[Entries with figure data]
>> START
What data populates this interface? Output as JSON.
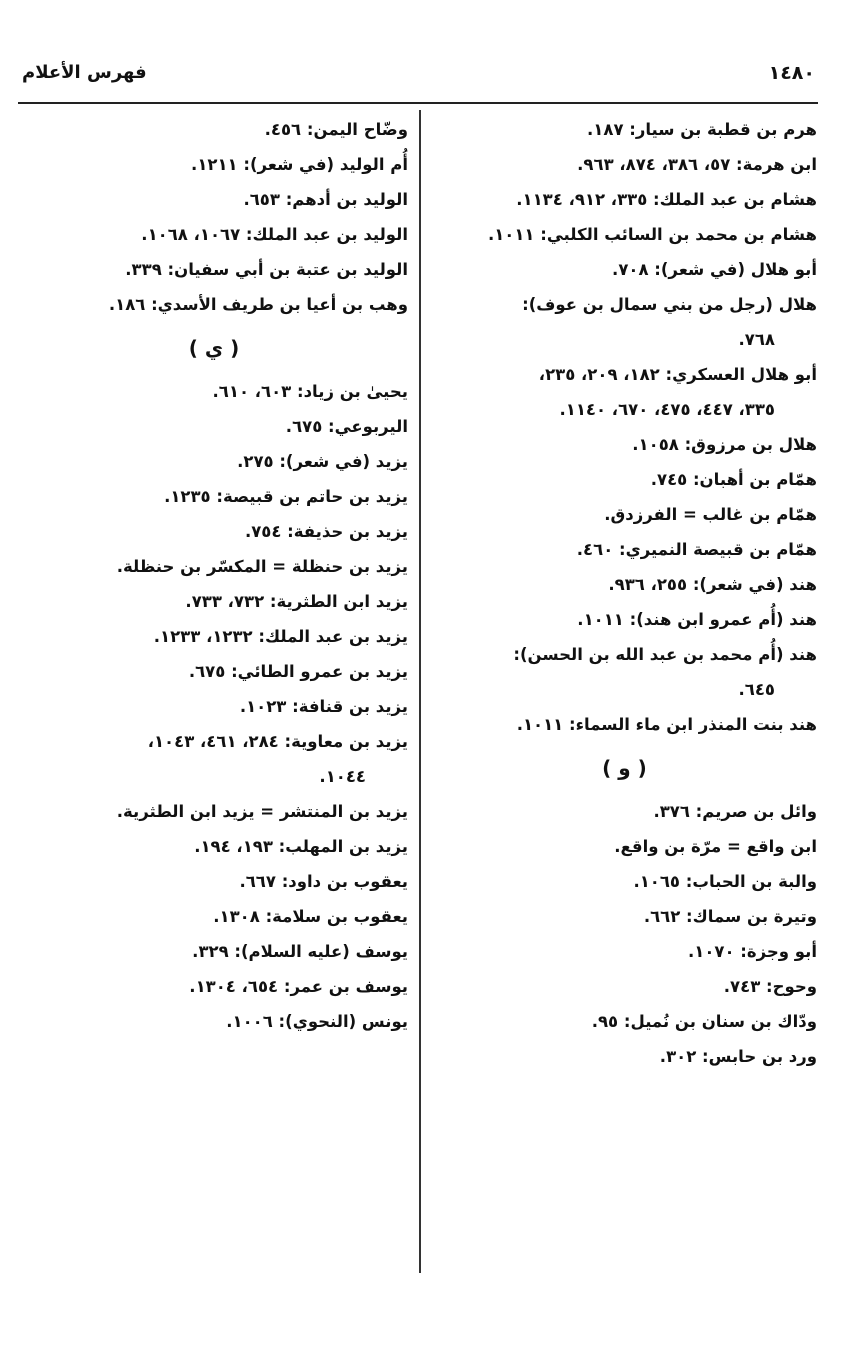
{
  "header": {
    "page_number": "١٤٨٠",
    "running_title": "فهرس الأعلام"
  },
  "columns": {
    "right": [
      {
        "type": "entry",
        "text": "هرم بن قطبة بن سيار: ١٨٧."
      },
      {
        "type": "entry",
        "text": "ابن هرمة: ٥٧، ٣٨٦، ٨٧٤، ٩٦٣."
      },
      {
        "type": "entry",
        "text": "هشام بن عبد الملك: ٣٣٥، ٩١٢، ١١٣٤."
      },
      {
        "type": "entry",
        "text": "هشام بن محمد بن السائب الكلبي: ١٠١١."
      },
      {
        "type": "entry",
        "text": "أبو هلال (في شعر): ٧٠٨."
      },
      {
        "type": "entry",
        "text": "هلال (رجل من بني سمال بن عوف):"
      },
      {
        "type": "cont",
        "text": "٧٦٨."
      },
      {
        "type": "entry",
        "text": "أبو هلال العسكري: ١٨٢، ٢٠٩، ٢٣٥،"
      },
      {
        "type": "cont",
        "text": "٣٣٥، ٤٤٧، ٤٧٥، ٦٧٠، ١١٤٠."
      },
      {
        "type": "entry",
        "text": "هلال بن مرزوق: ١٠٥٨."
      },
      {
        "type": "entry",
        "text": "همّام بن أهبان: ٧٤٥."
      },
      {
        "type": "entry",
        "text": "همّام بن غالب = الفرزدق."
      },
      {
        "type": "entry",
        "text": "همّام بن قبيصة النميري: ٤٦٠."
      },
      {
        "type": "entry",
        "text": "هند (في شعر): ٢٥٥، ٩٣٦."
      },
      {
        "type": "entry",
        "text": "هند (أُم عمرو ابن هند): ١٠١١."
      },
      {
        "type": "entry",
        "text": "هند (أُم محمد بن عبد الله بن الحسن):"
      },
      {
        "type": "cont",
        "text": "٦٤٥."
      },
      {
        "type": "entry",
        "text": "هند بنت المنذر ابن ماء السماء: ١٠١١."
      },
      {
        "type": "heading",
        "text": "( و )"
      },
      {
        "type": "entry",
        "text": "وائل بن صريم: ٣٧٦."
      },
      {
        "type": "entry",
        "text": "ابن واقع = مرّة بن واقع."
      },
      {
        "type": "entry",
        "text": "والبة بن الحباب: ١٠٦٥."
      },
      {
        "type": "entry",
        "text": "وتيرة بن سماك: ٦٦٢."
      },
      {
        "type": "entry",
        "text": "أبو وجزة: ١٠٧٠."
      },
      {
        "type": "entry",
        "text": "وحوح: ٧٤٣."
      },
      {
        "type": "entry",
        "text": "ودّاك بن سنان بن نُميل: ٩٥."
      },
      {
        "type": "entry",
        "text": "ورد بن حابس: ٣٠٢."
      }
    ],
    "left": [
      {
        "type": "entry",
        "text": "وضّاح اليمن: ٤٥٦."
      },
      {
        "type": "entry",
        "text": "أُم الوليد (في شعر): ١٢١١."
      },
      {
        "type": "entry",
        "text": "الوليد بن أدهم: ٦٥٣."
      },
      {
        "type": "entry",
        "text": "الوليد بن عبد الملك: ١٠٦٧، ١٠٦٨."
      },
      {
        "type": "entry",
        "text": "الوليد بن عتبة بن أبي سفيان: ٣٣٩."
      },
      {
        "type": "entry",
        "text": "وهب بن أعيا بن طريف الأسدي: ١٨٦."
      },
      {
        "type": "heading",
        "text": "( ي )"
      },
      {
        "type": "entry",
        "text": "يحيىٰ بن زياد: ٦٠٣، ٦١٠."
      },
      {
        "type": "entry",
        "text": "اليربوعي: ٦٧٥."
      },
      {
        "type": "entry",
        "text": "يزيد (في شعر): ٢٧٥."
      },
      {
        "type": "entry",
        "text": "يزيد بن حاتم بن قبيصة: ١٢٣٥."
      },
      {
        "type": "entry",
        "text": "يزيد بن حذيفة: ٧٥٤."
      },
      {
        "type": "entry",
        "text": "يزيد بن حنظلة = المكسّر بن حنظلة."
      },
      {
        "type": "entry",
        "text": "يزيد ابن الطثرية: ٧٣٢، ٧٣٣."
      },
      {
        "type": "entry",
        "text": "يزيد بن عبد الملك: ١٢٣٢، ١٢٣٣."
      },
      {
        "type": "entry",
        "text": "يزيد بن عمرو الطائي: ٦٧٥."
      },
      {
        "type": "entry",
        "text": "يزيد بن قنافة: ١٠٢٣."
      },
      {
        "type": "entry",
        "text": "يزيد بن معاوية: ٢٨٤، ٤٦١، ١٠٤٣،"
      },
      {
        "type": "cont",
        "text": "١٠٤٤."
      },
      {
        "type": "entry",
        "text": "يزيد بن المنتشر = يزيد ابن الطثرية."
      },
      {
        "type": "entry",
        "text": "يزيد بن المهلب: ١٩٣، ١٩٤."
      },
      {
        "type": "entry",
        "text": "يعقوب بن داود: ٦٦٧."
      },
      {
        "type": "entry",
        "text": "يعقوب بن سلامة: ١٣٠٨."
      },
      {
        "type": "entry",
        "text": "يوسف (عليه السلام): ٣٢٩."
      },
      {
        "type": "entry",
        "text": "يوسف بن عمر: ٦٥٤، ١٣٠٤."
      },
      {
        "type": "entry",
        "text": "يونس (النحوي): ١٠٠٦."
      }
    ]
  }
}
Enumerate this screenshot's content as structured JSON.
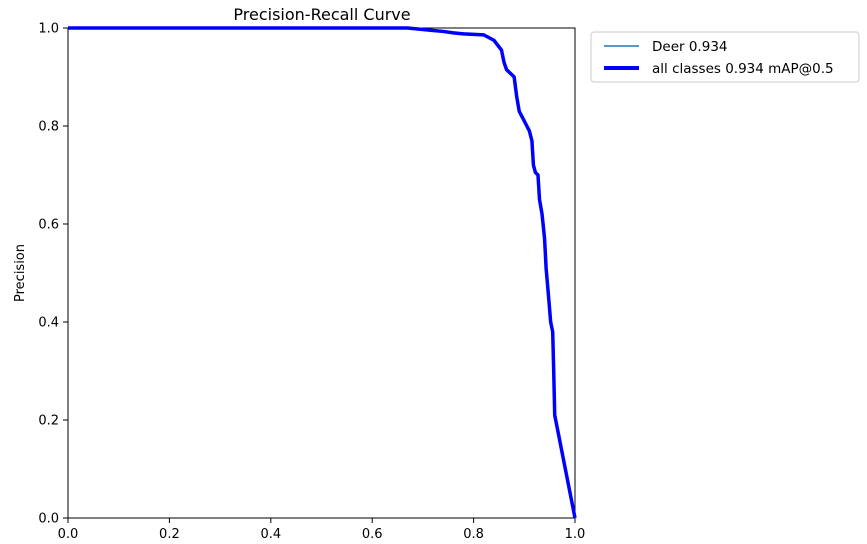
{
  "chart_data": {
    "type": "line",
    "title": "Precision-Recall Curve",
    "xlabel": "",
    "ylabel": "Precision",
    "xlim": [
      0,
      1
    ],
    "ylim": [
      0,
      1
    ],
    "xticks": [
      "0.0",
      "0.2",
      "0.4",
      "0.6",
      "0.8",
      "1.0"
    ],
    "yticks": [
      "0.0",
      "0.2",
      "0.4",
      "0.6",
      "0.8",
      "1.0"
    ],
    "grid": false,
    "legend_position": "outside-top-right",
    "series": [
      {
        "name": "Deer 0.934",
        "color": "#1f77b4",
        "style": "thin",
        "points": [
          [
            0.0,
            1.0
          ],
          [
            0.2,
            1.0
          ],
          [
            0.4,
            1.0
          ],
          [
            0.6,
            1.0
          ],
          [
            0.67,
            1.0
          ],
          [
            0.7,
            0.997
          ],
          [
            0.72,
            0.995
          ],
          [
            0.74,
            0.993
          ],
          [
            0.76,
            0.99
          ],
          [
            0.78,
            0.988
          ],
          [
            0.8,
            0.987
          ],
          [
            0.82,
            0.986
          ],
          [
            0.84,
            0.975
          ],
          [
            0.855,
            0.955
          ],
          [
            0.86,
            0.93
          ],
          [
            0.865,
            0.915
          ],
          [
            0.875,
            0.905
          ],
          [
            0.88,
            0.9
          ],
          [
            0.885,
            0.86
          ],
          [
            0.89,
            0.83
          ],
          [
            0.895,
            0.82
          ],
          [
            0.9,
            0.81
          ],
          [
            0.905,
            0.8
          ],
          [
            0.91,
            0.79
          ],
          [
            0.915,
            0.77
          ],
          [
            0.918,
            0.72
          ],
          [
            0.922,
            0.705
          ],
          [
            0.927,
            0.7
          ],
          [
            0.93,
            0.65
          ],
          [
            0.935,
            0.62
          ],
          [
            0.94,
            0.57
          ],
          [
            0.943,
            0.51
          ],
          [
            0.948,
            0.45
          ],
          [
            0.952,
            0.4
          ],
          [
            0.956,
            0.38
          ],
          [
            0.958,
            0.3
          ],
          [
            0.96,
            0.21
          ],
          [
            1.0,
            0.0
          ]
        ]
      },
      {
        "name": "all classes 0.934 mAP@0.5",
        "color": "#0000ff",
        "style": "thick",
        "points": [
          [
            0.0,
            1.0
          ],
          [
            0.2,
            1.0
          ],
          [
            0.4,
            1.0
          ],
          [
            0.6,
            1.0
          ],
          [
            0.67,
            1.0
          ],
          [
            0.7,
            0.997
          ],
          [
            0.72,
            0.995
          ],
          [
            0.74,
            0.993
          ],
          [
            0.76,
            0.99
          ],
          [
            0.78,
            0.988
          ],
          [
            0.8,
            0.987
          ],
          [
            0.82,
            0.986
          ],
          [
            0.84,
            0.975
          ],
          [
            0.855,
            0.955
          ],
          [
            0.86,
            0.93
          ],
          [
            0.865,
            0.915
          ],
          [
            0.875,
            0.905
          ],
          [
            0.88,
            0.9
          ],
          [
            0.885,
            0.86
          ],
          [
            0.89,
            0.83
          ],
          [
            0.895,
            0.82
          ],
          [
            0.9,
            0.81
          ],
          [
            0.905,
            0.8
          ],
          [
            0.91,
            0.79
          ],
          [
            0.915,
            0.77
          ],
          [
            0.918,
            0.72
          ],
          [
            0.922,
            0.705
          ],
          [
            0.927,
            0.7
          ],
          [
            0.93,
            0.65
          ],
          [
            0.935,
            0.62
          ],
          [
            0.94,
            0.57
          ],
          [
            0.943,
            0.51
          ],
          [
            0.948,
            0.45
          ],
          [
            0.952,
            0.4
          ],
          [
            0.956,
            0.38
          ],
          [
            0.958,
            0.3
          ],
          [
            0.96,
            0.21
          ],
          [
            1.0,
            0.0
          ]
        ]
      }
    ]
  }
}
>> END
Which lines of the data above contain "عمرو"? Copy each one.

> [Correct result]:
        "text": "هند (أُم عمرو ابن هند): ١٠١١."
        "text": "يزيد بن عمرو الطائي: ٦٧٥."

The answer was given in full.